### Prompt 1:
From the passage on Spanish regionalism, extract the text starting with "Some argue that" and going on through "south, the Andalusians.".
### Prompt 2:
In the passage on Spanish regionalism, who made Madrid the capital of Castile?
### Prompt 3:
Condense the paragraph of the passage on Spanish regionalism that begins "Although most of these peoples" into a short list of its main facts.
======== Selection ========
The three principal actors of regionalism in Spain today are the Catalonian, Basque and Galician provinces. The remainder of Spain, however, is not one great Castilian or Spanish entity; it is rather a conglomerate of regions divided by geography and historical tradition. Although Spanish is the common language, each of the regions has its distinct dialect and often several sub-dialects. The people declare themselves to be of a region before they are of the Spanish state. They are Castilian, Aragonese, Andalusian, or Valencian, among several others, and their language betrays their region and more often than not a specific area of that region.

On the map, the Iberian Peninsula resembles a slightly distorted square with the top bent toward the east and spread wide where it joins the rest of Europe. In the center lies the densely populated Spanish capital, Madrid, surrounded by the harsh, sparsely populated Meseta Central. King Philip II made Madrid the capital of Castile (Spanish, Castilla) in the sixteenth century, partly because its remoteness made it an uncontroversial choice. The city, surrounded by a demographic desert, in the late 1980s was still regarded by many Spaniards as an "artificial" capital even though it had long been established as the political center of the country.

Some argue that the term "Castilian" ["Castellano"] should replace "Spanish" ["Espanol"] to denote the Castilian form of the language. "Spanish" may then be a more inclusive term, enbracing all the dialects of the language. Around the periphery of the peninsula are the peoples that have competed with Castilians for centuries over control of Iberia: in the west, the Portuguese (the only group successful in establishing its own state in 1640); in the northwest, the Galicians; along the northern coast of the Bay of Biscay, the Asturians; and, as the coast nears France, the Basques; along the Pyrenees, the Navarrese and the Aragonese; in the northeast, the Catalans; in the east, the Valencians; and in the south, the Andalusians.

Although most of these peoples would decline to identify themselves first, foremost, and solely as "Spanish," few of them would choose to secede from Spain. Even among Basques, whose separatist sentiment ran deepest in the late 1980s, those advocating total independence from Spain probably comprised only one-fifth of the ethnic Basque population. Whereas culture provided the centrifugal force, economic ties linked the regions together more closely than an outsider might conclude from their rhetoric.

Throughout the centuries in Spain, the Castilians and Catalans have shared cultural, social, political, generational, and human experiences. This exchange was bound to have a linguistic influence of the Castilian on the Catalan language. (In Catalonia bilingualism is prevalent, and in Castile it is not.) While there have been lexical changes, the alterations are difficult to pinpoint.
======== Provided information ========
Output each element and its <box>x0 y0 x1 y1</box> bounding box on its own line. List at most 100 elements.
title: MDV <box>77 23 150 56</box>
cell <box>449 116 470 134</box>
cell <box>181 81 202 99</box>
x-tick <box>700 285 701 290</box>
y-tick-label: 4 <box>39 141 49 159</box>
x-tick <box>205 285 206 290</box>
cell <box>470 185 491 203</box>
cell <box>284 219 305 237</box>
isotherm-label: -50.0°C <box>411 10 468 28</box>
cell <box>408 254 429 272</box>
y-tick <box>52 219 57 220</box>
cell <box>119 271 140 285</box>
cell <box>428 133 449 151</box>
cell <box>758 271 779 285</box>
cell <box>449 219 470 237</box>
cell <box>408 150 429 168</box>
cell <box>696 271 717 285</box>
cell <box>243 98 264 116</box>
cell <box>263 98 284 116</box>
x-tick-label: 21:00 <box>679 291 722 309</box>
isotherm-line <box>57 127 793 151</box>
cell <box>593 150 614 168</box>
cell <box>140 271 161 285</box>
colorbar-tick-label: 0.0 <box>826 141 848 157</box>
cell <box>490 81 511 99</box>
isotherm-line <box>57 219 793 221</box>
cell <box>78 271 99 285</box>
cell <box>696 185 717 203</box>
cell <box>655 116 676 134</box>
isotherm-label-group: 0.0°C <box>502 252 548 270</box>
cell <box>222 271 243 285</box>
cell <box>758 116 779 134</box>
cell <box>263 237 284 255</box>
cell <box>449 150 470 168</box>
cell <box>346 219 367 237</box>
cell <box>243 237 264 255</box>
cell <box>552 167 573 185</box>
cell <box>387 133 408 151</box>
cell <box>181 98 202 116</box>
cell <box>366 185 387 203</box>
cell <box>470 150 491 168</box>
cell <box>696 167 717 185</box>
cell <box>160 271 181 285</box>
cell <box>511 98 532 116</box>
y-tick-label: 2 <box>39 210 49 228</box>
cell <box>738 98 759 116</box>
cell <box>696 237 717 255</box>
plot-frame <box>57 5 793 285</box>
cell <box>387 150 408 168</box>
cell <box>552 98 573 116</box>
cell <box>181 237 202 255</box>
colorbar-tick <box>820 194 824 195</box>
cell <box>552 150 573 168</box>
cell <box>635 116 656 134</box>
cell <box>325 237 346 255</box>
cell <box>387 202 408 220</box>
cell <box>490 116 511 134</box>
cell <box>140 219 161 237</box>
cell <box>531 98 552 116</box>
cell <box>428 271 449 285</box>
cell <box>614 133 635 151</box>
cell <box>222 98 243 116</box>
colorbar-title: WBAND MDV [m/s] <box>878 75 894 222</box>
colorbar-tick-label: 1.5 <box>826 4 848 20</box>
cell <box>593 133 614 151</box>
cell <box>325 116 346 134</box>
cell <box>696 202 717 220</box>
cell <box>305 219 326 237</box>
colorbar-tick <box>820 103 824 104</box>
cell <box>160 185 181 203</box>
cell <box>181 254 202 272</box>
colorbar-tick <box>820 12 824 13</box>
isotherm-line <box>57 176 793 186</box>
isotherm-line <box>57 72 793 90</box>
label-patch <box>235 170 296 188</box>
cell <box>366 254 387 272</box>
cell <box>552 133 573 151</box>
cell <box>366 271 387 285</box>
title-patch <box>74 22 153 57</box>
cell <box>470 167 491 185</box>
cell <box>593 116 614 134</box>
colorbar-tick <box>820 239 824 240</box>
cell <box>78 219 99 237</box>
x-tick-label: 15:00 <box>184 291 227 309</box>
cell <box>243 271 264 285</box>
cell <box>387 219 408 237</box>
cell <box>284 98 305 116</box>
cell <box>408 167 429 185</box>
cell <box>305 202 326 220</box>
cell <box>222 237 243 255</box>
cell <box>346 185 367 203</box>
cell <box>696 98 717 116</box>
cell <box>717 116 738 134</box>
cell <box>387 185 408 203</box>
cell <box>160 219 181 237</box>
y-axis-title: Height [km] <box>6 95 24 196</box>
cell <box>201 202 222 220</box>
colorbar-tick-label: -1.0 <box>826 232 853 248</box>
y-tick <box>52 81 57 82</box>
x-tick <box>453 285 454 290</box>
========
### Complete response 1:
Some argue that the term "Castilian" ["Castellano"] should replace "Spanish" ["Espanol"] to denote the Castilian form of the language. "Spanish" may then be a more inclusive term, enbracing all the dialects of the language. Around the periphery of the peninsula are the peoples that have competed with Castilians for centuries over control of Iberia: in the west, the Portuguese (the only group successful in establishing its own state in 1640); in the northwest, the Galicians; along the northern coast of the Bay of Biscay, the Asturians; and, as the coast nears France, the Basques; along the Pyrenees, the Navarrese and the Aragonese; in the northeast, the Catalans; in the east, the Valencians; and in the south, the Andalusians.

### Complete response 2:
King Philip II made Madrid the capital of Castile in the sixteenth century.

### Complete response 3:
- Most of these peoples would not call themselves first and solely "Spanish," but few would choose to secede from Spain.
- Separatist sentiment ran deepest among the Basques in the late 1980s. Even so, those wanting total independence were probably only one-fifth of the ethnic Basque population.
- Culture pulled the regions apart, while economic ties bound them together more closely than their rhetoric suggests.